* BEGIN STORED DATA *

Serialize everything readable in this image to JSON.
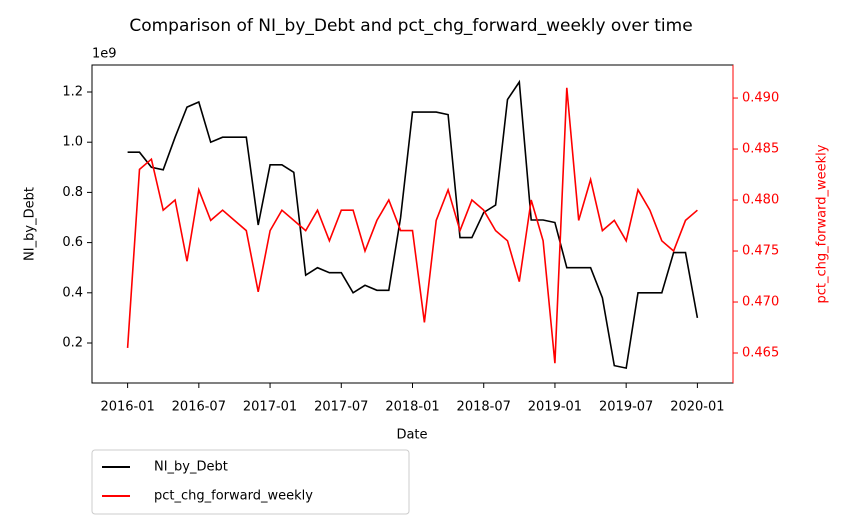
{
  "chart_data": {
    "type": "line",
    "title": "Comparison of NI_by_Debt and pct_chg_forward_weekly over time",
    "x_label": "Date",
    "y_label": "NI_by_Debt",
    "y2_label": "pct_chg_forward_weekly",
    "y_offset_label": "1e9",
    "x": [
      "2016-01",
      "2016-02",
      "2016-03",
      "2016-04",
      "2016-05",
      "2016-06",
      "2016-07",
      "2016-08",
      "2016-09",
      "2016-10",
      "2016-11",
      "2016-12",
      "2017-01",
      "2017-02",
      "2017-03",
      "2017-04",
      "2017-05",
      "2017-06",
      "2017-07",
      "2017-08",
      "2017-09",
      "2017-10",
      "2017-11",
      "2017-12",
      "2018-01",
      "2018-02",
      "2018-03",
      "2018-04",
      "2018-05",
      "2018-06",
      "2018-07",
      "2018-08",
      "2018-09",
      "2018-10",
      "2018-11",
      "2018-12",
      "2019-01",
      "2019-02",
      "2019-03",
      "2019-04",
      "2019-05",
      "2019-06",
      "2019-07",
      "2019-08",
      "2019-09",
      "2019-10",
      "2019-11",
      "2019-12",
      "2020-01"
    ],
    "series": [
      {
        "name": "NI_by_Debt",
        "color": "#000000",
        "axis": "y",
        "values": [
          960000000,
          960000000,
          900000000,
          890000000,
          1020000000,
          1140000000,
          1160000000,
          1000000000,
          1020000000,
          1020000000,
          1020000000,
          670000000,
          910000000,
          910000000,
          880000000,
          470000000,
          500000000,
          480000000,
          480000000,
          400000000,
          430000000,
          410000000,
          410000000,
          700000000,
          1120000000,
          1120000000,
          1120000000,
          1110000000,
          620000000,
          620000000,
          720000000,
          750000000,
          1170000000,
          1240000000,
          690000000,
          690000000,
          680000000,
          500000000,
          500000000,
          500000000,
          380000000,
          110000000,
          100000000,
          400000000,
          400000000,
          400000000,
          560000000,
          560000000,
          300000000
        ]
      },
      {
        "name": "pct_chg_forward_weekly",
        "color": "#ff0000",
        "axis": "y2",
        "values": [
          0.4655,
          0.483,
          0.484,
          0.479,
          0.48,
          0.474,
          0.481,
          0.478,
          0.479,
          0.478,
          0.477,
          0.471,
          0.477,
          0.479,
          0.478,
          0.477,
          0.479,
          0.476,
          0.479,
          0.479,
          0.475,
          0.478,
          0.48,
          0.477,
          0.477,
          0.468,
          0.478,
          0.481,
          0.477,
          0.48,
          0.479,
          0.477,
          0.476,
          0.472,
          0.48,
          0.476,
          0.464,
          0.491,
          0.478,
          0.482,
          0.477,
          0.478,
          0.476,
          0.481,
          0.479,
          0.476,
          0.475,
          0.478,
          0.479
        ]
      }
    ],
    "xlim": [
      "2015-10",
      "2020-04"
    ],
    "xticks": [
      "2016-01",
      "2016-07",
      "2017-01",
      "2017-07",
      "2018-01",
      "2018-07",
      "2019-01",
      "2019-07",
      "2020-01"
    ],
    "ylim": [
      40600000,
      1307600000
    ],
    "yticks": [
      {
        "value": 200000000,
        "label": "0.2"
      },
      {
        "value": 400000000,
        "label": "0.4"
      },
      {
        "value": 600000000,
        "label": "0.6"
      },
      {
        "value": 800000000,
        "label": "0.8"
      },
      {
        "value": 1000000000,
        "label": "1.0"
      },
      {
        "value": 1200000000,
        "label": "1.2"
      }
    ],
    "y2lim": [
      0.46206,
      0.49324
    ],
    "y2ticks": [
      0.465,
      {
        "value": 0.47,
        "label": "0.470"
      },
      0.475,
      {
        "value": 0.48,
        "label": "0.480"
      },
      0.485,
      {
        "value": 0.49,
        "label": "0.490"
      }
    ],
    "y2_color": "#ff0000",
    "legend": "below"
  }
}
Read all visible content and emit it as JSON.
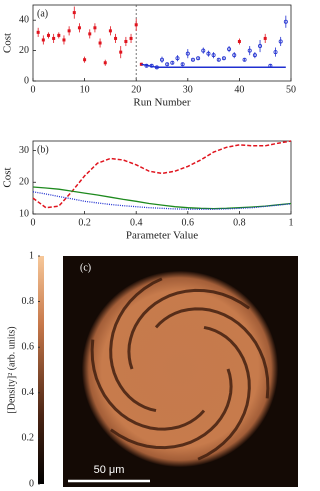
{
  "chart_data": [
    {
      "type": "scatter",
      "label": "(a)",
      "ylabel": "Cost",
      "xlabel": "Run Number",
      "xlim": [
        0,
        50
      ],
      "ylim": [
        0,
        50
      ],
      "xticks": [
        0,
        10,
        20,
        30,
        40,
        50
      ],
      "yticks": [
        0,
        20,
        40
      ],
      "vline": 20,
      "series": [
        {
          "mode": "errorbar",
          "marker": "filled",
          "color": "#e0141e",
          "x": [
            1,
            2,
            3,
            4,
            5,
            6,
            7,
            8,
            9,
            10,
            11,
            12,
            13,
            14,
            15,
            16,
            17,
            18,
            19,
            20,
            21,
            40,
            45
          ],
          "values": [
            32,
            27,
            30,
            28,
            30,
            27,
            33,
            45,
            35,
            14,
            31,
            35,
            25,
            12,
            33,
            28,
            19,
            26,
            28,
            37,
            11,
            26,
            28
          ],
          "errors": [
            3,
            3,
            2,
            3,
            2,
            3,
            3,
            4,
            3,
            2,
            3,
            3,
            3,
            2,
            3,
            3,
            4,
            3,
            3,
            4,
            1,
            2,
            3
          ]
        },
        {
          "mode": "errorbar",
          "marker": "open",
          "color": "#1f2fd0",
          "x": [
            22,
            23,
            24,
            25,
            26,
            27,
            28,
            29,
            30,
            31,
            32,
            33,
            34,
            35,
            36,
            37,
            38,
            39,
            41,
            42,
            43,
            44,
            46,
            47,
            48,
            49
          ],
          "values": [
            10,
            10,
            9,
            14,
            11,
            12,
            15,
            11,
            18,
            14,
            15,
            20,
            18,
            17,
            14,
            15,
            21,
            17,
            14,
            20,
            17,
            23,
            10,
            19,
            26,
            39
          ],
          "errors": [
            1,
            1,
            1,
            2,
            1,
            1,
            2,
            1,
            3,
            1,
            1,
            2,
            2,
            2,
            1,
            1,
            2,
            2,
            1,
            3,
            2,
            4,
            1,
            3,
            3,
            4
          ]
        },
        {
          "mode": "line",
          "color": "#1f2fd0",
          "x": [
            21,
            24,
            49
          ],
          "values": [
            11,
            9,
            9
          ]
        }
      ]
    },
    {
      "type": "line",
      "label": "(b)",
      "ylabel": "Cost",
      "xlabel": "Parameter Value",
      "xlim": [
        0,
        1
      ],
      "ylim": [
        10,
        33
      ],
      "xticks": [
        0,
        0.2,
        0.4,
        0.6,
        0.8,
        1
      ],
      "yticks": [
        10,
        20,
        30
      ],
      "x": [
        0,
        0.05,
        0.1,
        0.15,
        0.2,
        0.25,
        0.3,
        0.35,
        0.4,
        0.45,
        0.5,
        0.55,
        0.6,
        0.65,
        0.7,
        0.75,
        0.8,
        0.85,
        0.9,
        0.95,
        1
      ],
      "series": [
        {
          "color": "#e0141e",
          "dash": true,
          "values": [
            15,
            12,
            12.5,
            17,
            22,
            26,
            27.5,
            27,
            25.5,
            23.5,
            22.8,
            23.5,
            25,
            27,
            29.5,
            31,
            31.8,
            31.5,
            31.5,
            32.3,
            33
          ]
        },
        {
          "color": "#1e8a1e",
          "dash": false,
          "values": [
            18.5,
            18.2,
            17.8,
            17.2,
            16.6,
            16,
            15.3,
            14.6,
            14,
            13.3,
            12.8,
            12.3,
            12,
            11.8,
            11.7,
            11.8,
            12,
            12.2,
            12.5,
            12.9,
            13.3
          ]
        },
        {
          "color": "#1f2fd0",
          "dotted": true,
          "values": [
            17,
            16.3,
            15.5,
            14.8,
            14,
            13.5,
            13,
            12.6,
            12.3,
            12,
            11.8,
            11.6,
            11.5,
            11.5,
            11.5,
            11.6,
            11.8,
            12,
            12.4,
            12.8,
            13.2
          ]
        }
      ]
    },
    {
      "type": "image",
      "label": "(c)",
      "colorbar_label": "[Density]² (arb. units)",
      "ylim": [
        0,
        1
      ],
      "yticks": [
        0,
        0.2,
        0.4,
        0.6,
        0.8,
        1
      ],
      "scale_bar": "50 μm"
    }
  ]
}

* END STORED DATA *

## STATED GOAL
Of the lines in the material, how many contain the word "name"? Reply with the number and nothing else.

## OUTPUT FOR THIS EXERCISE
2